─── SUPPLIED ENTRIES ───

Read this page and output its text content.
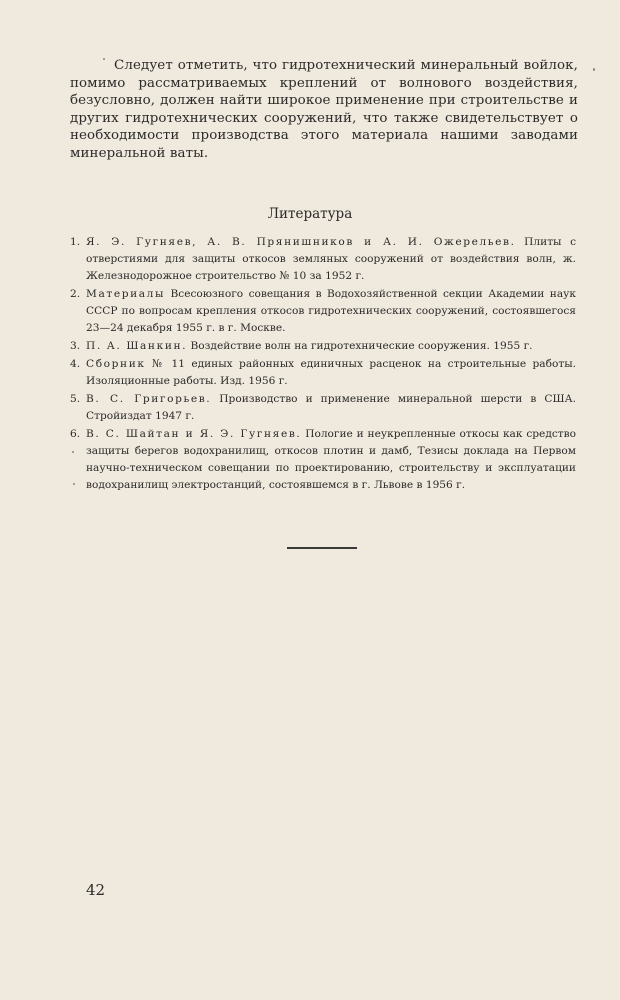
Следует отметить, что гидротехнический минеральный войлок, помимо рассматриваемых креплений от волнового воздействия, безусловно, должен найти широкое применение при строительстве и других гидротехнических сооружений, что также свидетельствует о необходимости производства этого материала нашими заводами минеральной ваты.

Литература
1. Я. Э. Гугняев, А. В. Прянишников и А. И. Ожерельев. Плиты с отверстиями для защиты откосов земляных сооружений от воздействия волн, ж. Железнодорожное строительство № 10 за 1952 г.
2. Материалы Всесоюзного совещания в Водохозяйственной секции Академии наук СССР по вопросам крепления откосов гидротехнических сооружений, состоявшегося 23—24 декабря 1955 г. в г. Москве.
3. П. А. Шанкин. Воздействие волн на гидротехнические сооружения. 1955 г.
4. Сборник № 11 единых районных единичных расценок на строительные работы. Изоляционные работы. Изд. 1956 г.
5. В. С. Григорьев. Производство и применение минеральной шерсти в США. Стройиздат 1947 г.
6. В. С. Шайтан и Я. Э. Гугняев. Пологие и неукрепленные откосы как средство защиты берегов водохранилищ, откосов плотин и дамб, Тезисы доклада на Первом научно-техническом совещании по проектированию, строительству и эксплуатации водохранилищ электростанций, состоявшемся в г. Львове в 1956 г.
42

───

* TASK TO COMPLETE
Copy each line above precisely, dropping the pictures.

* RESULT
Read this page and output its text content.
Следует отметить, что гидротехнический минеральный войлок, помимо рассматриваемых креплений от волнового воздействия, безусловно, должен найти широкое применение при строительстве и других гидротехнических сооружений, что также свидетельствует о необходимости производства этого материала нашими заводами минеральной ваты.

Литература
1. Я. Э. Гугняев, А. В. Прянишников и А. И. Ожерельев. Плиты с отверстиями для защиты откосов земляных сооружений от воздействия волн, ж. Железнодорожное строительство № 10 за 1952 г.
2. Материалы Всесоюзного совещания в Водохозяйственной секции Академии наук СССР по вопросам крепления откосов гидротехнических сооружений, состоявшегося 23—24 декабря 1955 г. в г. Москве.
3. П. А. Шанкин. Воздействие волн на гидротехнические сооружения. 1955 г.
4. Сборник № 11 единых районных единичных расценок на строительные работы. Изоляционные работы. Изд. 1956 г.
5. В. С. Григорьев. Производство и применение минеральной шерсти в США. Стройиздат 1947 г.
6. В. С. Шайтан и Я. Э. Гугняев. Пологие и неукрепленные откосы как средство защиты берегов водохранилищ, откосов плотин и дамб, Тезисы доклада на Первом научно-техническом совещании по проектированию, строительству и эксплуатации водохранилищ электростанций, состоявшемся в г. Львове в 1956 г.
42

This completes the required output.